--- start of Data section ---
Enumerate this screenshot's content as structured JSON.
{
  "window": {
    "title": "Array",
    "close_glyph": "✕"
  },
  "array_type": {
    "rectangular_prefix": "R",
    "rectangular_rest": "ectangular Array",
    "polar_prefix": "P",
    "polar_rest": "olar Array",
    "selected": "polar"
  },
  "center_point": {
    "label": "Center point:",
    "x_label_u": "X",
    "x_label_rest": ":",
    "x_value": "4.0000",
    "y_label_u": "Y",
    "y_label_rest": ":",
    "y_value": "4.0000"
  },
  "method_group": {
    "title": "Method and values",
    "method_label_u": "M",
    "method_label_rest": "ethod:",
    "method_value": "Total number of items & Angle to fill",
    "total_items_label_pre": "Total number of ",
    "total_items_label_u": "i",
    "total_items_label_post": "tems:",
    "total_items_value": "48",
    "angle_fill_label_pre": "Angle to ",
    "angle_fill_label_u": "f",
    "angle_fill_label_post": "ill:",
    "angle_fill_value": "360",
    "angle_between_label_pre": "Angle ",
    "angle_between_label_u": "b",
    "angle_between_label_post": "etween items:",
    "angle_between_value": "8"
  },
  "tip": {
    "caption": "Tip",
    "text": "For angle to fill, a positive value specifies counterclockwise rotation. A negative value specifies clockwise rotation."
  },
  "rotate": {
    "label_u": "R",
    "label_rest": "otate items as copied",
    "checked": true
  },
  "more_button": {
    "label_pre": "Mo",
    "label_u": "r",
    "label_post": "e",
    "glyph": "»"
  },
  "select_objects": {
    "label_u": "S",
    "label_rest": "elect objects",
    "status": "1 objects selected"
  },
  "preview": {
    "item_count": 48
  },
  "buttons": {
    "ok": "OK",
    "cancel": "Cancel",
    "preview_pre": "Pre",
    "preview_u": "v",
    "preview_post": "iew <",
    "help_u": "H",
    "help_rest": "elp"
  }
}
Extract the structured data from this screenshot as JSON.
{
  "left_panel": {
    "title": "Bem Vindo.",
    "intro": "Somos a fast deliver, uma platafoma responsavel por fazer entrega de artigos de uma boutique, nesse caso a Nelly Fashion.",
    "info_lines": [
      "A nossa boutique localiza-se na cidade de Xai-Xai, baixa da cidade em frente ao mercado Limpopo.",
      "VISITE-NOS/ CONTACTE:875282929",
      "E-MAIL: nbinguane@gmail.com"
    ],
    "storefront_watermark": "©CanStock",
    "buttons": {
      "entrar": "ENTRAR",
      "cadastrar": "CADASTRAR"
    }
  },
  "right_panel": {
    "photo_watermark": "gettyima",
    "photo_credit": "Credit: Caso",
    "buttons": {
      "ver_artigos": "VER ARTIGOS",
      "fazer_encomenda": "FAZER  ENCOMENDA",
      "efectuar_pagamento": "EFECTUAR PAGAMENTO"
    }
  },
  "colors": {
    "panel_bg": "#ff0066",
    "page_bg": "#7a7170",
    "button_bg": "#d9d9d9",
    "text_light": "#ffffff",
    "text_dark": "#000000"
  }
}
--- end of Data section ---
■ What you need to do ■
Look through the data above. Copy every line with the string "screenshot" in it.

■ Answer to this task ■
Enumerate this screenshot's content as structured JSON.
Extract the structured data from this screenshot as JSON.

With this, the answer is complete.